▶ Task objective
How many lines of the entries below include the word "allée"? Answer with the number alone.

▶ Data to process
BEGIN
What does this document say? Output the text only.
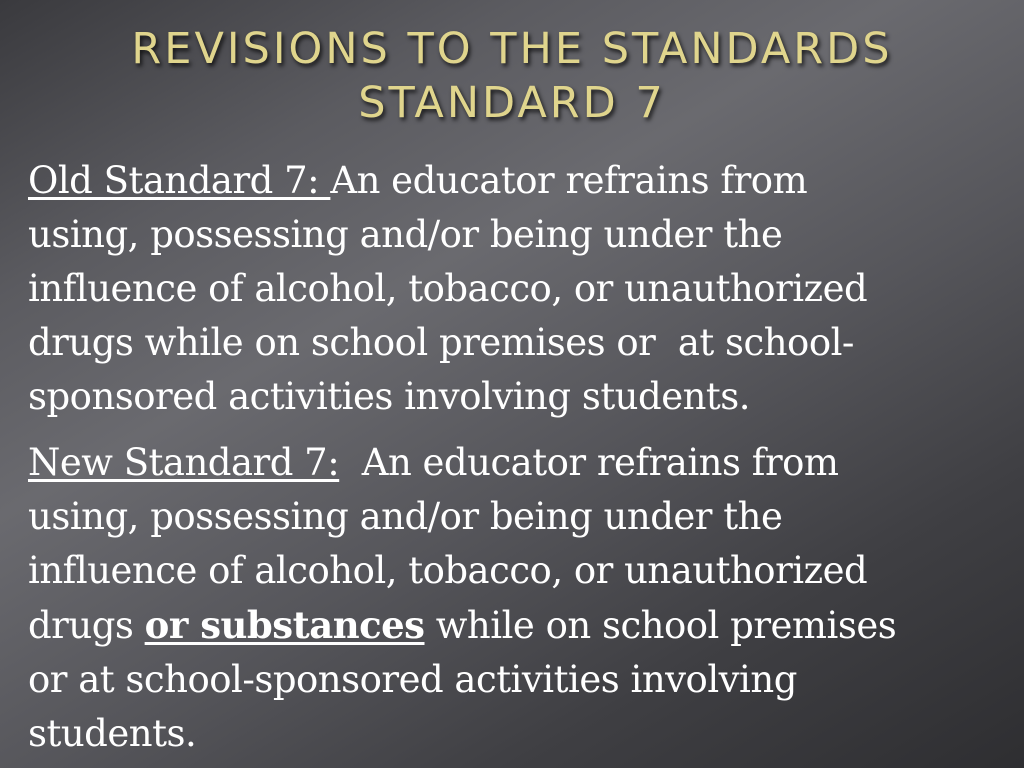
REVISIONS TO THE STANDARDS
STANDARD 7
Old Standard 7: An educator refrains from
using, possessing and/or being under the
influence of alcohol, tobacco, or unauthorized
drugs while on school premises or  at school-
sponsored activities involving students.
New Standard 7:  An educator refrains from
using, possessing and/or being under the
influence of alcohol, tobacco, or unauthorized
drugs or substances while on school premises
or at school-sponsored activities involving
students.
END
BEGIN
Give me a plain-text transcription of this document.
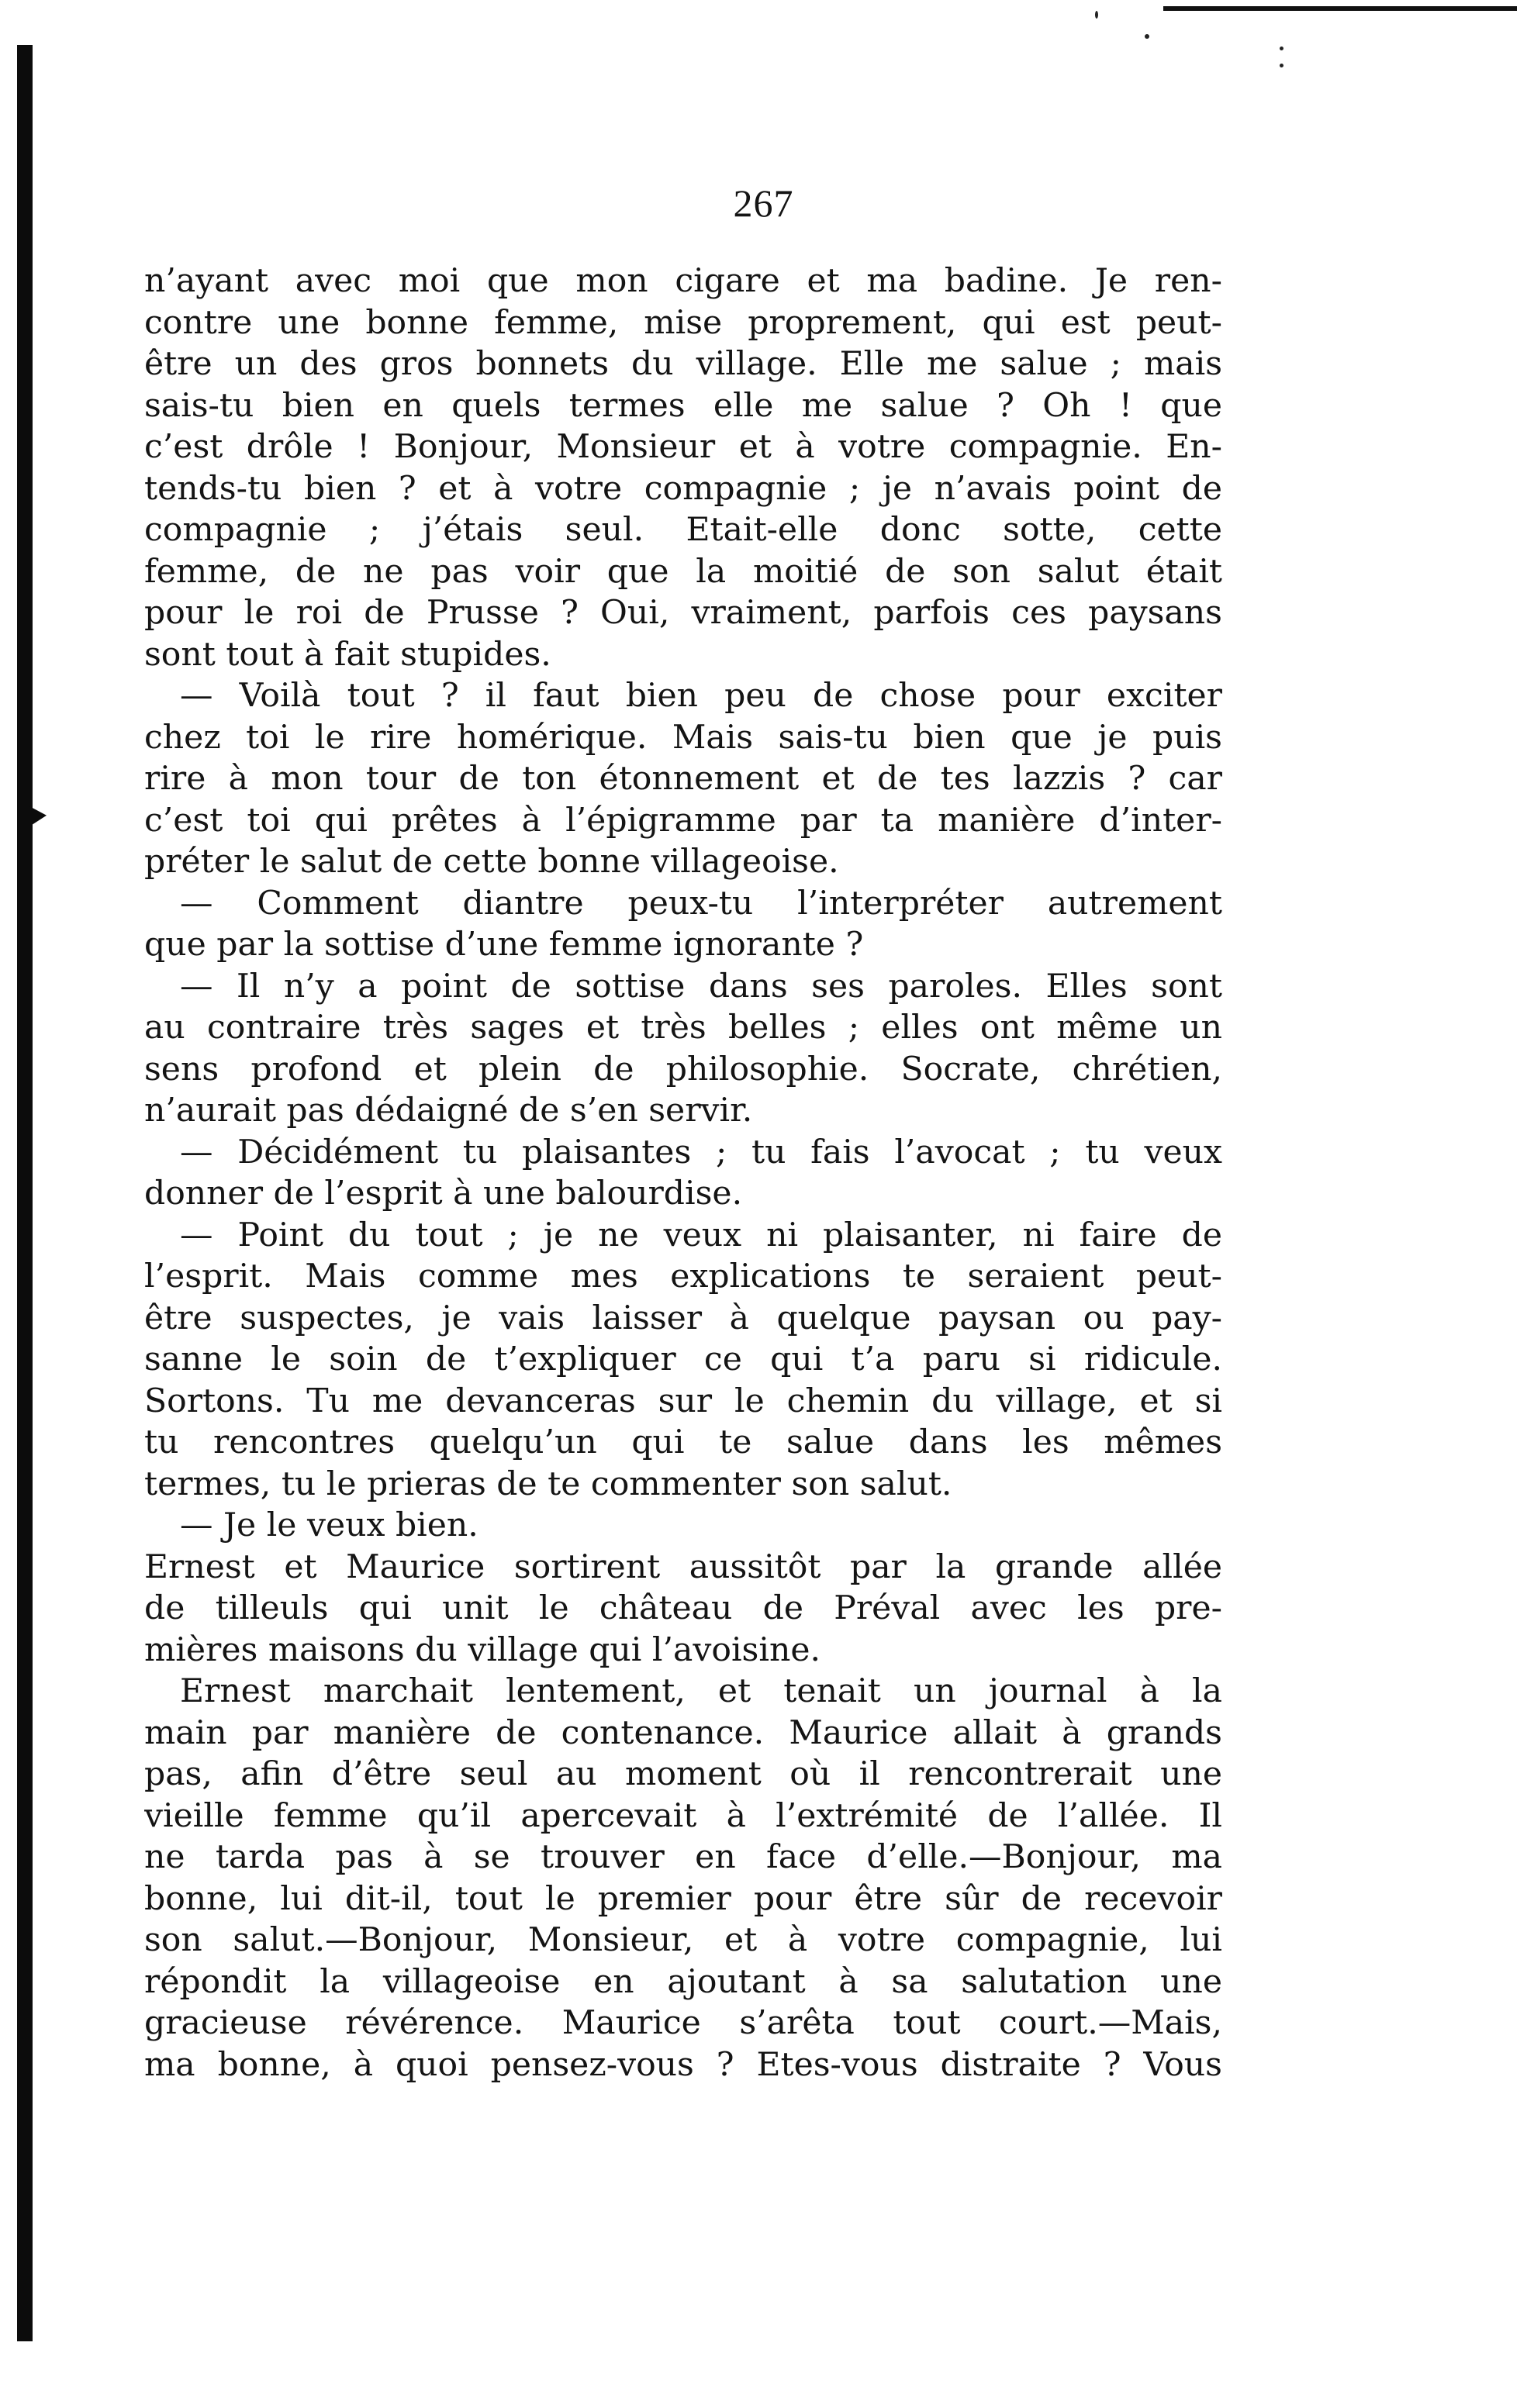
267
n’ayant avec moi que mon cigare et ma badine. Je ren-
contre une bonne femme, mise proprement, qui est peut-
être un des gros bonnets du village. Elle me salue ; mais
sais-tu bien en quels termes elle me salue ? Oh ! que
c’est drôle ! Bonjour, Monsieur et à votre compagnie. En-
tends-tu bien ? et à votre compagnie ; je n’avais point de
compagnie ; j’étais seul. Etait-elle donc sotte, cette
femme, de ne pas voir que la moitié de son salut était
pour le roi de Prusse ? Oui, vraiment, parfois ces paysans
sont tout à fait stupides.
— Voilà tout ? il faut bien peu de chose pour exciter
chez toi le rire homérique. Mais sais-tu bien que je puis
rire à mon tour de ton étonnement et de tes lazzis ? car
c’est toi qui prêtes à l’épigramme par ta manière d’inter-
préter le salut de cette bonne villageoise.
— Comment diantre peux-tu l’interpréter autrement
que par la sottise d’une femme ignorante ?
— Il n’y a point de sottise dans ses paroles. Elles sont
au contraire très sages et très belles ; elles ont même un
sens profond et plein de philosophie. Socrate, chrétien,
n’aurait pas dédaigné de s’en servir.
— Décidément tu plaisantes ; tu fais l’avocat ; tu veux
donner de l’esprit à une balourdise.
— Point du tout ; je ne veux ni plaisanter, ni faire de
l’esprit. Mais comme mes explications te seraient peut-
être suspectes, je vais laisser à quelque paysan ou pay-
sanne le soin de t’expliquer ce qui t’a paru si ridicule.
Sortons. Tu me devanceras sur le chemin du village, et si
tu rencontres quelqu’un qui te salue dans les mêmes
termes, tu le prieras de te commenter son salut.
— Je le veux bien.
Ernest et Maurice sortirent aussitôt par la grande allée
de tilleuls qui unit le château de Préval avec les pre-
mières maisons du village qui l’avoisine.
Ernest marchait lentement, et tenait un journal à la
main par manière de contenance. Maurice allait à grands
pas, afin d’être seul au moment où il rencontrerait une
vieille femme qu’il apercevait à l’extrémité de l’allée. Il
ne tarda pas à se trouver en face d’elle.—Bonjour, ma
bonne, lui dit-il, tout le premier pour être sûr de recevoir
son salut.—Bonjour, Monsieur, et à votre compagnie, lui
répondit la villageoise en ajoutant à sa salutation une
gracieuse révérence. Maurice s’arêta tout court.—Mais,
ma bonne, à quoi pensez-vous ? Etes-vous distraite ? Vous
END
▶ Answer below
2